**MATERIAL**.
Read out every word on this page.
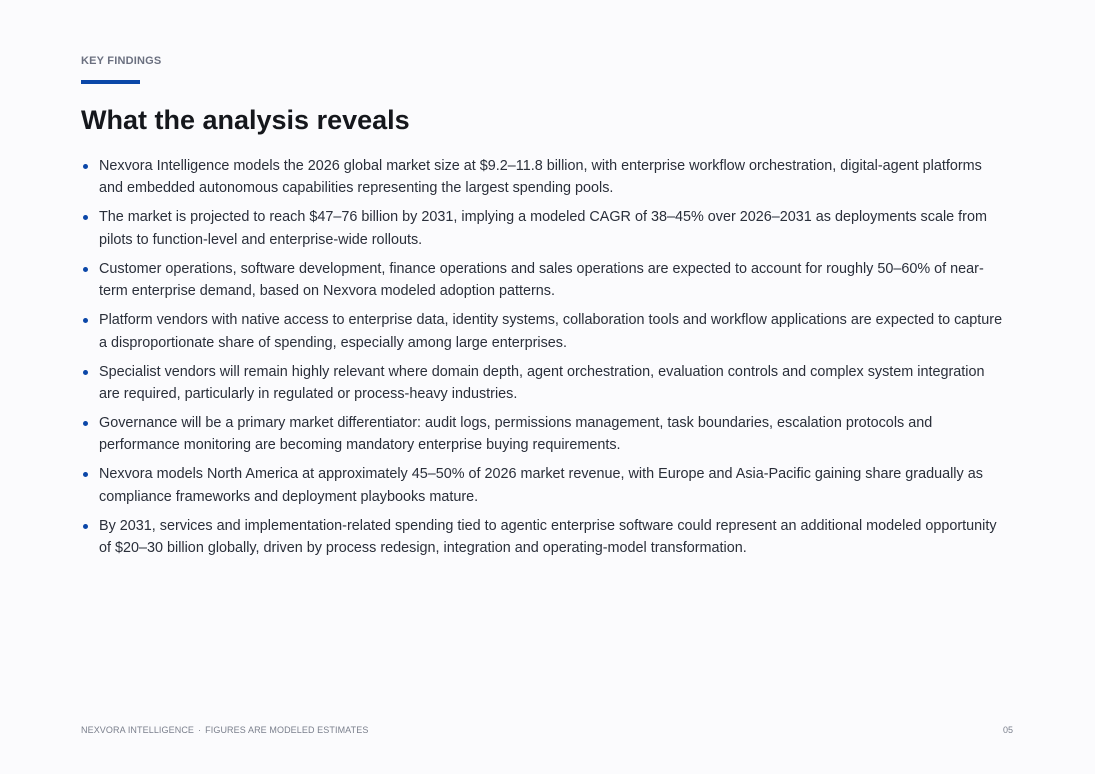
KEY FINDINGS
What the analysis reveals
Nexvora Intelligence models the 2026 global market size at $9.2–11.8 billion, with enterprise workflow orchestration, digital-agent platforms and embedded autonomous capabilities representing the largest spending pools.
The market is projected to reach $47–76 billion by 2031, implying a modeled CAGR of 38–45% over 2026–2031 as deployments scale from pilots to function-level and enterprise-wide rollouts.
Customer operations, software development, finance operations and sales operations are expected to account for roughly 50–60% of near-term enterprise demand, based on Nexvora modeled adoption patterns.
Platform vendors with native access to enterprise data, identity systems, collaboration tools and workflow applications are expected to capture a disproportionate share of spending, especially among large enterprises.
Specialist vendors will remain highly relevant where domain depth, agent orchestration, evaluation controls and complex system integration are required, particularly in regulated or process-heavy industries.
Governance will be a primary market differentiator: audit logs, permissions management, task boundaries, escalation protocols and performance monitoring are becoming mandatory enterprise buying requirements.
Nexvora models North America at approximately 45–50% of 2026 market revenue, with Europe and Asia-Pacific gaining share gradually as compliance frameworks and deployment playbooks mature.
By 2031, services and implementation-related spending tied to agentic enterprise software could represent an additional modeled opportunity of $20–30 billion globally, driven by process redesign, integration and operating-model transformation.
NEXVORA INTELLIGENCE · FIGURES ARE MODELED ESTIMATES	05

* * *

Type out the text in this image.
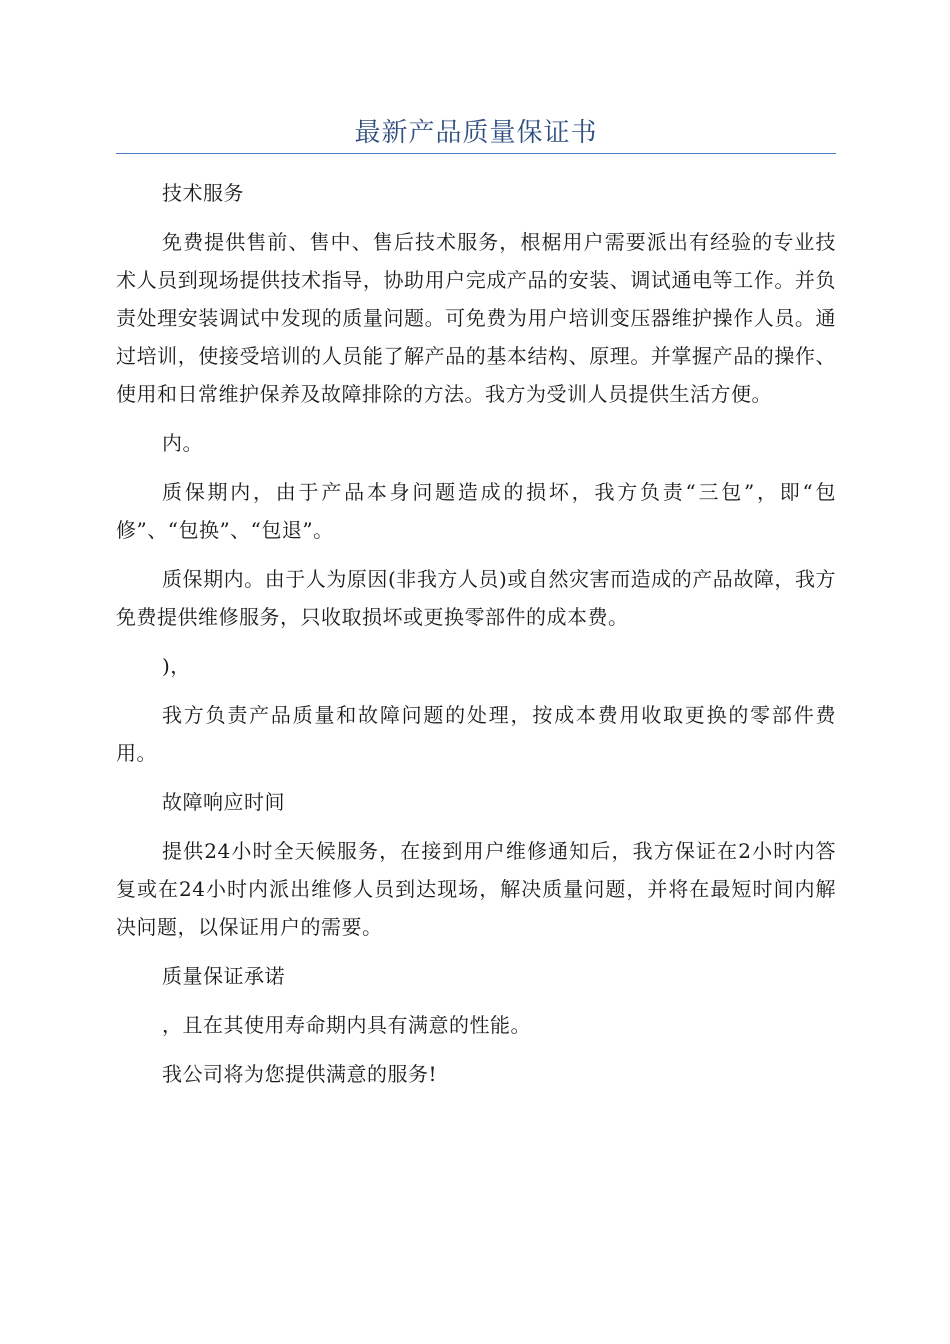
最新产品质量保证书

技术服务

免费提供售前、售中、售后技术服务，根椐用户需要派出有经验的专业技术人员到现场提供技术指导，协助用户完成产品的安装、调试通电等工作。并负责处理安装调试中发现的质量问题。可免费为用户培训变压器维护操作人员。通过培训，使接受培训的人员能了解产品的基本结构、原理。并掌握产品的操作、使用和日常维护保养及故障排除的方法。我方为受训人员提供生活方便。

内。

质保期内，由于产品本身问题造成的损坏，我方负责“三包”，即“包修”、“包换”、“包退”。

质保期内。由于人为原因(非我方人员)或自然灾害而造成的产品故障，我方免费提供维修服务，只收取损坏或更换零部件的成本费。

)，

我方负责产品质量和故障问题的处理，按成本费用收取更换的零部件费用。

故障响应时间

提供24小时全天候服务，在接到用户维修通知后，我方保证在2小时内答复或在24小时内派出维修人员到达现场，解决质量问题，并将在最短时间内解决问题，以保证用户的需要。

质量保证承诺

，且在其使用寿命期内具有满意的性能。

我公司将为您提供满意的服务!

**WORK INSTRUCTIONS**. Give the count of lines holding the word "质保期内" and nothing more.

**WRITTEN RESPONSE**. 2